#### GIVEN EXERCISE
Can the data below be set down again exactly, line for line?

--- Start of RECORDS TO USE ---

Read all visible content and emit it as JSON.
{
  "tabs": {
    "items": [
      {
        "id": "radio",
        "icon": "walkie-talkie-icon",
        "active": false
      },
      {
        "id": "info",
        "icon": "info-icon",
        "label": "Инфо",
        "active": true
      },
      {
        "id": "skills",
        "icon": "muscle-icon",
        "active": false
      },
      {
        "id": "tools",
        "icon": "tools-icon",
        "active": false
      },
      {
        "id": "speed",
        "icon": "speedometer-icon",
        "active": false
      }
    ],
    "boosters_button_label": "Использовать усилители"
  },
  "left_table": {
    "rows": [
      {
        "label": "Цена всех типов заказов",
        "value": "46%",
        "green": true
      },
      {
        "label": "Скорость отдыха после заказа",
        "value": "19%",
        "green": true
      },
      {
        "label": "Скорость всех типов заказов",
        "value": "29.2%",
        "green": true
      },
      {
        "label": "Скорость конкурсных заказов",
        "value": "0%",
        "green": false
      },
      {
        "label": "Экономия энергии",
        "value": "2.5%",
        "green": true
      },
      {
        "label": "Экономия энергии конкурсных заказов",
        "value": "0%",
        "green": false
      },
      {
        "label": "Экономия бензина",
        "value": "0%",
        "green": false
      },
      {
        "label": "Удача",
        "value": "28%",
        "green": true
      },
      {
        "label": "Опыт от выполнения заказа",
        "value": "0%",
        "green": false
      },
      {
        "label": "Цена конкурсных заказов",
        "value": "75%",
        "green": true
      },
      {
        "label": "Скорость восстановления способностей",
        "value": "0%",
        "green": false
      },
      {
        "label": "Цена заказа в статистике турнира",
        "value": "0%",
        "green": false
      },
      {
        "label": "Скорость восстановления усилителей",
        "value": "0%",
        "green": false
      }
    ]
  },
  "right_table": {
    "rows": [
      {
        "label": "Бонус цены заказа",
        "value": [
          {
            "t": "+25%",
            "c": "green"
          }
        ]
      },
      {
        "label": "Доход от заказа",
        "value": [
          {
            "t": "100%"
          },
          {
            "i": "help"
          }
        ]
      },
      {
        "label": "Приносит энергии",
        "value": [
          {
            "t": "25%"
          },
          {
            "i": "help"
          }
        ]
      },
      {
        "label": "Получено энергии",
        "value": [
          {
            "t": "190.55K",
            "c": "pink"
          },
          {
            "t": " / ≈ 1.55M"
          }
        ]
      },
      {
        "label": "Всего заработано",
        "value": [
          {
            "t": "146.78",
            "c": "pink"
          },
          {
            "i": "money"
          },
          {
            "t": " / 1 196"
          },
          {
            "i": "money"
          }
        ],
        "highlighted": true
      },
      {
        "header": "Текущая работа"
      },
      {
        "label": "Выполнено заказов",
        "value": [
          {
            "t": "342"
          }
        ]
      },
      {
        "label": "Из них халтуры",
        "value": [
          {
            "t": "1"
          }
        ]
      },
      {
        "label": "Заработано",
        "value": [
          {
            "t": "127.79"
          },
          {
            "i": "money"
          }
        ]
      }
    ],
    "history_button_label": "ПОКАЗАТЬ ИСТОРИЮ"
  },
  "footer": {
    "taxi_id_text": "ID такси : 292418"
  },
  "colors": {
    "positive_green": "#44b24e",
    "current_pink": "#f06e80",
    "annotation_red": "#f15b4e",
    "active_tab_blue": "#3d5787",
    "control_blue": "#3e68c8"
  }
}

--- End of RECORDS TO USE ---

#### THE OUTPUT
Read all visible content and emit it as JSON.
{
  "tabs": {
    "items": [
      {
        "id": "radio",
        "icon": "walkie-talkie-icon",
        "active": false
      },
      {
        "id": "info",
        "icon": "info-icon",
        "label": "Инфо",
        "active": true
      },
      {
        "id": "skills",
        "icon": "muscle-icon",
        "active": false
      },
      {
        "id": "tools",
        "icon": "tools-icon",
        "active": false
      },
      {
        "id": "speed",
        "icon": "speedometer-icon",
        "active": false
      }
    ],
    "boosters_button_label": "Использовать усилители"
  },
  "left_table": {
    "rows": [
      {
        "label": "Цена всех типов заказов",
        "value": "46%",
        "green": true
      },
      {
        "label": "Скорость отдыха после заказа",
        "value": "19%",
        "green": true
      },
      {
        "label": "Скорость всех типов заказов",
        "value": "29.2%",
        "green": true
      },
      {
        "label": "Скорость конкурсных заказов",
        "value": "0%",
        "green": false
      },
      {
        "label": "Экономия энергии",
        "value": "2.5%",
        "green": true
      },
      {
        "label": "Экономия энергии конкурсных заказов",
        "value": "0%",
        "green": false
      },
      {
        "label": "Экономия бензина",
        "value": "0%",
        "green": false
      },
      {
        "label": "Удача",
        "value": "28%",
        "green": true
      },
      {
        "label": "Опыт от выполнения заказа",
        "value": "0%",
        "green": false
      },
      {
        "label": "Цена конкурсных заказов",
        "value": "75%",
        "green": true
      },
      {
        "label": "Скорость восстановления способностей",
        "value": "0%",
        "green": false
      },
      {
        "label": "Цена заказа в статистике турнира",
        "value": "0%",
        "green": false
      },
      {
        "label": "Скорость восстановления усилителей",
        "value": "0%",
        "green": false
      }
    ]
  },
  "right_table": {
    "rows": [
      {
        "label": "Бонус цены заказа",
        "value": [
          {
            "t": "+25%",
            "c": "green"
          }
        ]
      },
      {
        "label": "Доход от заказа",
        "value": [
          {
            "t": "100%"
          },
          {
            "i": "help"
          }
        ]
      },
      {
        "label": "Приносит энергии",
        "value": [
          {
            "t": "25%"
          },
          {
            "i": "help"
          }
        ]
      },
      {
        "label": "Получено энергии",
        "value": [
          {
            "t": "190.55K",
            "c": "pink"
          },
          {
            "t": " / ≈ 1.55M"
          }
        ]
      },
      {
        "label": "Всего заработано",
        "value": [
          {
            "t": "146.78",
            "c": "pink"
          },
          {
            "i": "money"
          },
          {
            "t": " / 1 196"
          },
          {
            "i": "money"
          }
        ],
        "highlighted": true
      },
      {
        "header": "Текущая работа"
      },
      {
        "label": "Выполнено заказов",
        "value": [
          {
            "t": "342"
          }
        ]
      },
      {
        "label": "Из них халтуры",
        "value": [
          {
            "t": "1"
          }
        ]
      },
      {
        "label": "Заработано",
        "value": [
          {
            "t": "127.79"
          },
          {
            "i": "money"
          }
        ]
      }
    ],
    "history_button_label": "ПОКАЗАТЬ ИСТОРИЮ"
  },
  "footer": {
    "taxi_id_text": "ID такси : 292418"
  },
  "colors": {
    "positive_green": "#44b24e",
    "current_pink": "#f06e80",
    "annotation_red": "#f15b4e",
    "active_tab_blue": "#3d5787",
    "control_blue": "#3e68c8"
  }
}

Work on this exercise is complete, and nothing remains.